**** DATA FOR THE TASK ****

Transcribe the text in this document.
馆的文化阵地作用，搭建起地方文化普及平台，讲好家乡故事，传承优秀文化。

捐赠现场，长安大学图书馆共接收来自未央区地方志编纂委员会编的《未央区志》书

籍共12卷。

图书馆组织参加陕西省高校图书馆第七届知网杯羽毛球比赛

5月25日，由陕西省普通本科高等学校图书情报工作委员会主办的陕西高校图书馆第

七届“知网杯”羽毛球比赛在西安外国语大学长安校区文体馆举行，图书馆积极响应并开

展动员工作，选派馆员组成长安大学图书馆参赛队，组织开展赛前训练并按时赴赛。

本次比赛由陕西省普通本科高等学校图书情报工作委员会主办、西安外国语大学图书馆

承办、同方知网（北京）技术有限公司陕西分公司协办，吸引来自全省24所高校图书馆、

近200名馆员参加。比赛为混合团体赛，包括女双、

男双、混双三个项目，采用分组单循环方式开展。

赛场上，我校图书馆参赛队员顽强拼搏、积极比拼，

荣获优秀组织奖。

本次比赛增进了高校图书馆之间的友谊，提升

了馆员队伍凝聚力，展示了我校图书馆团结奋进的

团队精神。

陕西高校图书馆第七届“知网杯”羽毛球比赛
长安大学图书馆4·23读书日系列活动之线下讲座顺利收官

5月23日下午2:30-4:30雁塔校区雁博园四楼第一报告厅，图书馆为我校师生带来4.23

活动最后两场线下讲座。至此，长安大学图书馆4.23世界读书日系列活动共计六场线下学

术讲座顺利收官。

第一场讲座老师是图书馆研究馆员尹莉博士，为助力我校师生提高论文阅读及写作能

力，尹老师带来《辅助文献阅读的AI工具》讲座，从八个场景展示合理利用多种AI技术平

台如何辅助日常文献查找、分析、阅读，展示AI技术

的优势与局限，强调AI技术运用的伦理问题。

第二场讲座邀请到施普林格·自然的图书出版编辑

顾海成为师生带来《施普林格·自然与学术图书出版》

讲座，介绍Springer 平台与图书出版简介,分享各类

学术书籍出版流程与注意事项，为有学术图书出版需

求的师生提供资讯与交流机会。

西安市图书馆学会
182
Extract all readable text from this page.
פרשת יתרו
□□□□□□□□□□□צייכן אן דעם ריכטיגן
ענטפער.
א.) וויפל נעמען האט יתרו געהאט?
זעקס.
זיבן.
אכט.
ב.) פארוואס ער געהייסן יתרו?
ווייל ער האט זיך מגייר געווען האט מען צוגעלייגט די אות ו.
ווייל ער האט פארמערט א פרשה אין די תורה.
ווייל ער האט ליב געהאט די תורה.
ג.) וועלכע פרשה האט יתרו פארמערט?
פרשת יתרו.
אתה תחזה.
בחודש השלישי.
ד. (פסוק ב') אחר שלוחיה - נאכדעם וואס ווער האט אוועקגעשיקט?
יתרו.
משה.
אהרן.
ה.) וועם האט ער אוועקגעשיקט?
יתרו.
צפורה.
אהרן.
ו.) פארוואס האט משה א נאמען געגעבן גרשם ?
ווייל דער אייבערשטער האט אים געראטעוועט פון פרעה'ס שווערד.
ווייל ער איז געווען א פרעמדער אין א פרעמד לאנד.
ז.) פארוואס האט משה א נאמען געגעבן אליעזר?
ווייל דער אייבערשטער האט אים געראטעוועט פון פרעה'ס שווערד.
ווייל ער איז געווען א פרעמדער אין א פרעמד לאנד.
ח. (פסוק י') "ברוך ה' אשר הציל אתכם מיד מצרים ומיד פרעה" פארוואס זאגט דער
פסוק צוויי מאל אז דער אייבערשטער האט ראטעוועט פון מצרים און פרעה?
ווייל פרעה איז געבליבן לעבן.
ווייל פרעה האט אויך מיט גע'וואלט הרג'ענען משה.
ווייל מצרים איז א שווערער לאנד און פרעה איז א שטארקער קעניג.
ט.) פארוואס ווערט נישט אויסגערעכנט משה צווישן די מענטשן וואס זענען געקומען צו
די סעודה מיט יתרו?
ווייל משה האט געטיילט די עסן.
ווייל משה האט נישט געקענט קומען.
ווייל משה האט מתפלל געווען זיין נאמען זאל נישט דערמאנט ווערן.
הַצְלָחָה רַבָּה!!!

****

* _WHAT TO WORK ON_: Write out the records shown above, exactly as they appear.

* _SOLUTION FOR THIS TASK_:
Transcribe the text in this document.
馆的文化阵地作用，搭建起地方文化普及平台，讲好家乡故事，传承优秀文化。

捐赠现场，长安大学图书馆共接收来自未央区地方志编纂委员会编的《未央区志》书

籍共12卷。

图书馆组织参加陕西省高校图书馆第七届知网杯羽毛球比赛

5月25日，由陕西省普通本科高等学校图书情报工作委员会主办的陕西高校图书馆第

七届“知网杯”羽毛球比赛在西安外国语大学长安校区文体馆举行，图书馆积极响应并开

展动员工作，选派馆员组成长安大学图书馆参赛队，组织开展赛前训练并按时赴赛。

本次比赛由陕西省普通本科高等学校图书情报工作委员会主办、西安外国语大学图书馆

承办、同方知网（北京）技术有限公司陕西分公司协办，吸引来自全省24所高校图书馆、

近200名馆员参加。比赛为混合团体赛，包括女双、

男双、混双三个项目，采用分组单循环方式开展。

赛场上，我校图书馆参赛队员顽强拼搏、积极比拼，

荣获优秀组织奖。

本次比赛增进了高校图书馆之间的友谊，提升

了馆员队伍凝聚力，展示了我校图书馆团结奋进的

团队精神。

陕西高校图书馆第七届“知网杯”羽毛球比赛
长安大学图书馆4·23读书日系列活动之线下讲座顺利收官

5月23日下午2:30-4:30雁塔校区雁博园四楼第一报告厅，图书馆为我校师生带来4.23

活动最后两场线下讲座。至此，长安大学图书馆4.23世界读书日系列活动共计六场线下学

术讲座顺利收官。

第一场讲座老师是图书馆研究馆员尹莉博士，为助力我校师生提高论文阅读及写作能

力，尹老师带来《辅助文献阅读的AI工具》讲座，从八个场景展示合理利用多种AI技术平

台如何辅助日常文献查找、分析、阅读，展示AI技术

的优势与局限，强调AI技术运用的伦理问题。

第二场讲座邀请到施普林格·自然的图书出版编辑

顾海成为师生带来《施普林格·自然与学术图书出版》

讲座，介绍Springer 平台与图书出版简介,分享各类

学术书籍出版流程与注意事项，为有学术图书出版需

求的师生提供资讯与交流机会。

西安市图书馆学会
182
Extract all readable text from this page.
פרשת יתרו
□□□□□□□□□□□צייכן אן דעם ריכטיגן
ענטפער.
א.) וויפל נעמען האט יתרו געהאט?
זעקס.
זיבן.
אכט.
ב.) פארוואס ער געהייסן יתרו?
ווייל ער האט זיך מגייר געווען האט מען צוגעלייגט די אות ו.
ווייל ער האט פארמערט א פרשה אין די תורה.
ווייל ער האט ליב געהאט די תורה.
ג.) וועלכע פרשה האט יתרו פארמערט?
פרשת יתרו.
אתה תחזה.
בחודש השלישי.
ד. (פסוק ב') אחר שלוחיה - נאכדעם וואס ווער האט אוועקגעשיקט?
יתרו.
משה.
אהרן.
ה.) וועם האט ער אוועקגעשיקט?
יתרו.
צפורה.
אהרן.
ו.) פארוואס האט משה א נאמען געגעבן גרשם ?
ווייל דער אייבערשטער האט אים געראטעוועט פון פרעה'ס שווערד.
ווייל ער איז געווען א פרעמדער אין א פרעמד לאנד.
ז.) פארוואס האט משה א נאמען געגעבן אליעזר?
ווייל דער אייבערשטער האט אים געראטעוועט פון פרעה'ס שווערד.
ווייל ער איז געווען א פרעמדער אין א פרעמד לאנד.
ח. (פסוק י') "ברוך ה' אשר הציל אתכם מיד מצרים ומיד פרעה" פארוואס זאגט דער
פסוק צוויי מאל אז דער אייבערשטער האט ראטעוועט פון מצרים און פרעה?
ווייל פרעה איז געבליבן לעבן.
ווייל פרעה האט אויך מיט גע'וואלט הרג'ענען משה.
ווייל מצרים איז א שווערער לאנד און פרעה איז א שטארקער קעניג.
ט.) פארוואס ווערט נישט אויסגערעכנט משה צווישן די מענטשן וואס זענען געקומען צו
די סעודה מיט יתרו?
ווייל משה האט געטיילט די עסן.
ווייל משה האט נישט געקענט קומען.
ווייל משה האט מתפלל געווען זיין נאמען זאל נישט דערמאנט ווערן.
הַצְלָחָה רַבָּה!!!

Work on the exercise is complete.